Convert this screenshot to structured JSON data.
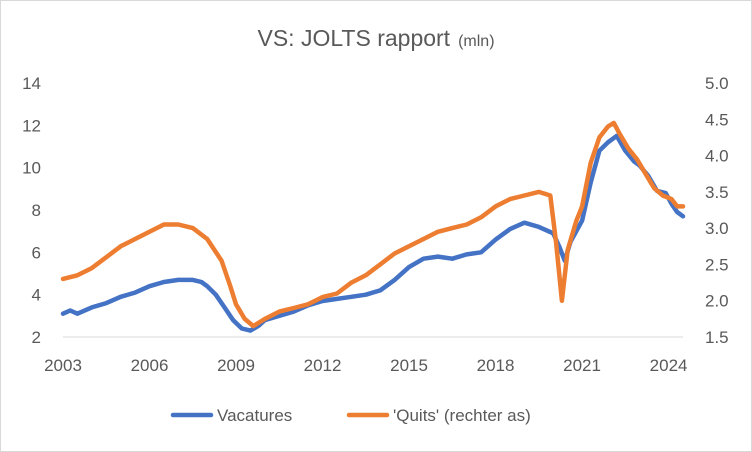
{
  "chart_data": {
    "type": "line",
    "title": "VS: JOLTS rapport",
    "title_unit": "(mln)",
    "x_ticks": [
      "2003",
      "2006",
      "2009",
      "2012",
      "2015",
      "2018",
      "2021",
      "2024"
    ],
    "xlim": [
      2003,
      2024.5
    ],
    "y_left": {
      "ticks": [
        "2",
        "4",
        "6",
        "8",
        "10",
        "12",
        "14"
      ],
      "ylim": [
        2,
        14
      ]
    },
    "y_right": {
      "ticks": [
        "1.5",
        "2.0",
        "2.5",
        "3.0",
        "3.5",
        "4.0",
        "4.5",
        "5.0"
      ],
      "ylim": [
        1.5,
        5.0
      ]
    },
    "grid": false,
    "legend_position": "bottom",
    "series": [
      {
        "name": "Vacatures",
        "axis": "left",
        "color": "#4472c4",
        "points": [
          [
            2003.0,
            3.1
          ],
          [
            2003.25,
            3.25
          ],
          [
            2003.5,
            3.1
          ],
          [
            2004.0,
            3.4
          ],
          [
            2004.5,
            3.6
          ],
          [
            2005.0,
            3.9
          ],
          [
            2005.5,
            4.1
          ],
          [
            2006.0,
            4.4
          ],
          [
            2006.5,
            4.6
          ],
          [
            2007.0,
            4.7
          ],
          [
            2007.5,
            4.7
          ],
          [
            2007.8,
            4.6
          ],
          [
            2008.0,
            4.4
          ],
          [
            2008.3,
            4.0
          ],
          [
            2008.6,
            3.4
          ],
          [
            2008.9,
            2.8
          ],
          [
            2009.2,
            2.4
          ],
          [
            2009.5,
            2.3
          ],
          [
            2009.8,
            2.55
          ],
          [
            2010.0,
            2.8
          ],
          [
            2010.5,
            3.0
          ],
          [
            2011.0,
            3.2
          ],
          [
            2011.5,
            3.5
          ],
          [
            2012.0,
            3.7
          ],
          [
            2012.5,
            3.8
          ],
          [
            2013.0,
            3.9
          ],
          [
            2013.5,
            4.0
          ],
          [
            2014.0,
            4.2
          ],
          [
            2014.5,
            4.7
          ],
          [
            2015.0,
            5.3
          ],
          [
            2015.5,
            5.7
          ],
          [
            2016.0,
            5.8
          ],
          [
            2016.5,
            5.7
          ],
          [
            2017.0,
            5.9
          ],
          [
            2017.5,
            6.0
          ],
          [
            2018.0,
            6.6
          ],
          [
            2018.5,
            7.1
          ],
          [
            2019.0,
            7.4
          ],
          [
            2019.5,
            7.2
          ],
          [
            2020.0,
            6.9
          ],
          [
            2020.2,
            6.3
          ],
          [
            2020.4,
            5.6
          ],
          [
            2020.6,
            6.5
          ],
          [
            2021.0,
            7.5
          ],
          [
            2021.3,
            9.3
          ],
          [
            2021.6,
            10.8
          ],
          [
            2021.9,
            11.2
          ],
          [
            2022.2,
            11.5
          ],
          [
            2022.5,
            10.8
          ],
          [
            2022.8,
            10.3
          ],
          [
            2023.0,
            10.1
          ],
          [
            2023.3,
            9.6
          ],
          [
            2023.6,
            8.9
          ],
          [
            2023.9,
            8.8
          ],
          [
            2024.1,
            8.3
          ],
          [
            2024.3,
            7.9
          ],
          [
            2024.5,
            7.7
          ]
        ]
      },
      {
        "name": "'Quits' (rechter as)",
        "axis": "right",
        "color": "#ed7d31",
        "points": [
          [
            2003.0,
            2.3
          ],
          [
            2003.5,
            2.35
          ],
          [
            2004.0,
            2.45
          ],
          [
            2004.5,
            2.6
          ],
          [
            2005.0,
            2.75
          ],
          [
            2005.5,
            2.85
          ],
          [
            2006.0,
            2.95
          ],
          [
            2006.5,
            3.05
          ],
          [
            2007.0,
            3.05
          ],
          [
            2007.5,
            3.0
          ],
          [
            2008.0,
            2.85
          ],
          [
            2008.5,
            2.55
          ],
          [
            2008.8,
            2.2
          ],
          [
            2009.0,
            1.95
          ],
          [
            2009.3,
            1.75
          ],
          [
            2009.6,
            1.65
          ],
          [
            2010.0,
            1.75
          ],
          [
            2010.5,
            1.85
          ],
          [
            2011.0,
            1.9
          ],
          [
            2011.5,
            1.95
          ],
          [
            2012.0,
            2.05
          ],
          [
            2012.5,
            2.1
          ],
          [
            2013.0,
            2.25
          ],
          [
            2013.5,
            2.35
          ],
          [
            2014.0,
            2.5
          ],
          [
            2014.5,
            2.65
          ],
          [
            2015.0,
            2.75
          ],
          [
            2015.5,
            2.85
          ],
          [
            2016.0,
            2.95
          ],
          [
            2016.5,
            3.0
          ],
          [
            2017.0,
            3.05
          ],
          [
            2017.5,
            3.15
          ],
          [
            2018.0,
            3.3
          ],
          [
            2018.5,
            3.4
          ],
          [
            2019.0,
            3.45
          ],
          [
            2019.5,
            3.5
          ],
          [
            2019.9,
            3.45
          ],
          [
            2020.1,
            2.8
          ],
          [
            2020.3,
            2.0
          ],
          [
            2020.5,
            2.7
          ],
          [
            2020.8,
            3.1
          ],
          [
            2021.0,
            3.3
          ],
          [
            2021.3,
            3.9
          ],
          [
            2021.6,
            4.25
          ],
          [
            2021.9,
            4.4
          ],
          [
            2022.1,
            4.45
          ],
          [
            2022.3,
            4.3
          ],
          [
            2022.6,
            4.1
          ],
          [
            2022.9,
            3.95
          ],
          [
            2023.2,
            3.75
          ],
          [
            2023.5,
            3.55
          ],
          [
            2023.8,
            3.45
          ],
          [
            2024.1,
            3.4
          ],
          [
            2024.3,
            3.3
          ],
          [
            2024.5,
            3.3
          ]
        ]
      }
    ]
  }
}
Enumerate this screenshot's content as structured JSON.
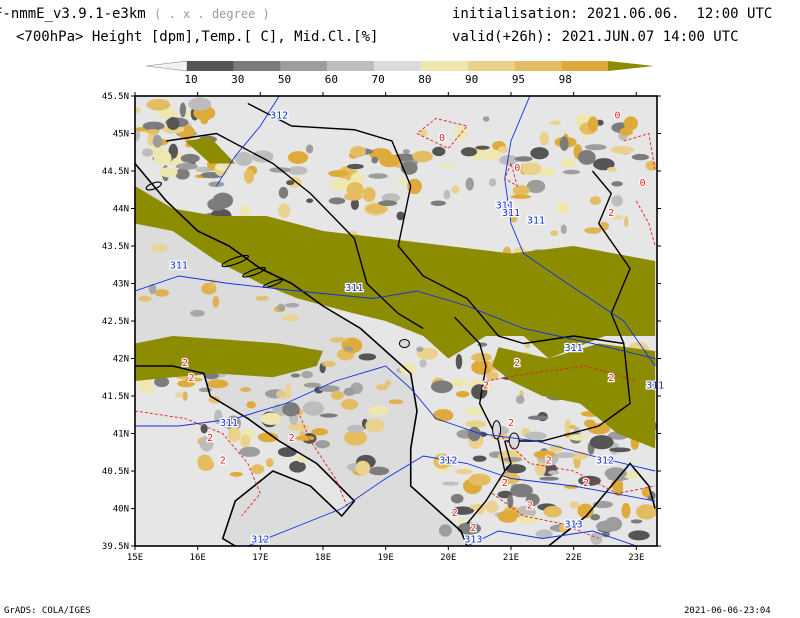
+ + +
_Exercise objective_.
Give the entries again word for word, but skip the pictures.

_Answer in full_.
Convert this screenshot to structured JSON data.
{
  "chart_data": {
    "type": "line",
    "title": "VS: JOLTS rapport",
    "title_unit": "(mln)",
    "x_ticks": [
      "2003",
      "2006",
      "2009",
      "2012",
      "2015",
      "2018",
      "2021",
      "2024"
    ],
    "xlim": [
      2003,
      2024.5
    ],
    "y_left": {
      "ticks": [
        "2",
        "4",
        "6",
        "8",
        "10",
        "12",
        "14"
      ],
      "ylim": [
        2,
        14
      ]
    },
    "y_right": {
      "ticks": [
        "1.5",
        "2.0",
        "2.5",
        "3.0",
        "3.5",
        "4.0",
        "4.5",
        "5.0"
      ],
      "ylim": [
        1.5,
        5.0
      ]
    },
    "grid": false,
    "legend_position": "bottom",
    "series": [
      {
        "name": "Vacatures",
        "axis": "left",
        "color": "#4472c4",
        "points": [
          [
            2003.0,
            3.1
          ],
          [
            2003.25,
            3.25
          ],
          [
            2003.5,
            3.1
          ],
          [
            2004.0,
            3.4
          ],
          [
            2004.5,
            3.6
          ],
          [
            2005.0,
            3.9
          ],
          [
            2005.5,
            4.1
          ],
          [
            2006.0,
            4.4
          ],
          [
            2006.5,
            4.6
          ],
          [
            2007.0,
            4.7
          ],
          [
            2007.5,
            4.7
          ],
          [
            2007.8,
            4.6
          ],
          [
            2008.0,
            4.4
          ],
          [
            2008.3,
            4.0
          ],
          [
            2008.6,
            3.4
          ],
          [
            2008.9,
            2.8
          ],
          [
            2009.2,
            2.4
          ],
          [
            2009.5,
            2.3
          ],
          [
            2009.8,
            2.55
          ],
          [
            2010.0,
            2.8
          ],
          [
            2010.5,
            3.0
          ],
          [
            2011.0,
            3.2
          ],
          [
            2011.5,
            3.5
          ],
          [
            2012.0,
            3.7
          ],
          [
            2012.5,
            3.8
          ],
          [
            2013.0,
            3.9
          ],
          [
            2013.5,
            4.0
          ],
          [
            2014.0,
            4.2
          ],
          [
            2014.5,
            4.7
          ],
          [
            2015.0,
            5.3
          ],
          [
            2015.5,
            5.7
          ],
          [
            2016.0,
            5.8
          ],
          [
            2016.5,
            5.7
          ],
          [
            2017.0,
            5.9
          ],
          [
            2017.5,
            6.0
          ],
          [
            2018.0,
            6.6
          ],
          [
            2018.5,
            7.1
          ],
          [
            2019.0,
            7.4
          ],
          [
            2019.5,
            7.2
          ],
          [
            2020.0,
            6.9
          ],
          [
            2020.2,
            6.3
          ],
          [
            2020.4,
            5.6
          ],
          [
            2020.6,
            6.5
          ],
          [
            2021.0,
            7.5
          ],
          [
            2021.3,
            9.3
          ],
          [
            2021.6,
            10.8
          ],
          [
            2021.9,
            11.2
          ],
          [
            2022.2,
            11.5
          ],
          [
            2022.5,
            10.8
          ],
          [
            2022.8,
            10.3
          ],
          [
            2023.0,
            10.1
          ],
          [
            2023.3,
            9.6
          ],
          [
            2023.6,
            8.9
          ],
          [
            2023.9,
            8.8
          ],
          [
            2024.1,
            8.3
          ],
          [
            2024.3,
            7.9
          ],
          [
            2024.5,
            7.7
          ]
        ]
      },
      {
        "name": "'Quits' (rechter as)",
        "axis": "right",
        "color": "#ed7d31",
        "points": [
          [
            2003.0,
            2.3
          ],
          [
            2003.5,
            2.35
          ],
          [
            2004.0,
            2.45
          ],
          [
            2004.5,
            2.6
          ],
          [
            2005.0,
            2.75
          ],
          [
            2005.5,
            2.85
          ],
          [
            2006.0,
            2.95
          ],
          [
            2006.5,
            3.05
          ],
          [
            2007.0,
            3.05
          ],
          [
            2007.5,
            3.0
          ],
          [
            2008.0,
            2.85
          ],
          [
            2008.5,
            2.55
          ],
          [
            2008.8,
            2.2
          ],
          [
            2009.0,
            1.95
          ],
          [
            2009.3,
            1.75
          ],
          [
            2009.6,
            1.65
          ],
          [
            2010.0,
            1.75
          ],
          [
            2010.5,
            1.85
          ],
          [
            2011.0,
            1.9
          ],
          [
            2011.5,
            1.95
          ],
          [
            2012.0,
            2.05
          ],
          [
            2012.5,
            2.1
          ],
          [
            2013.0,
            2.25
          ],
          [
            2013.5,
            2.35
          ],
          [
            2014.0,
            2.5
          ],
          [
            2014.5,
            2.65
          ],
          [
            2015.0,
            2.75
          ],
          [
            2015.5,
            2.85
          ],
          [
            2016.0,
            2.95
          ],
          [
            2016.5,
            3.0
          ],
          [
            2017.0,
            3.05
          ],
          [
            2017.5,
            3.15
          ],
          [
            2018.0,
            3.3
          ],
          [
            2018.5,
            3.4
          ],
          [
            2019.0,
            3.45
          ],
          [
            2019.5,
            3.5
          ],
          [
            2019.9,
            3.45
          ],
          [
            2020.1,
            2.8
          ],
          [
            2020.3,
            2.0
          ],
          [
            2020.5,
            2.7
          ],
          [
            2020.8,
            3.1
          ],
          [
            2021.0,
            3.3
          ],
          [
            2021.3,
            3.9
          ],
          [
            2021.6,
            4.25
          ],
          [
            2021.9,
            4.4
          ],
          [
            2022.1,
            4.45
          ],
          [
            2022.3,
            4.3
          ],
          [
            2022.6,
            4.1
          ],
          [
            2022.9,
            3.95
          ],
          [
            2023.2,
            3.75
          ],
          [
            2023.5,
            3.55
          ],
          [
            2023.8,
            3.45
          ],
          [
            2024.1,
            3.4
          ],
          [
            2024.3,
            3.3
          ],
          [
            2024.5,
            3.3
          ]
        ]
      }
    ]
  }
}
Enumerate this screenshot's content as structured JSON.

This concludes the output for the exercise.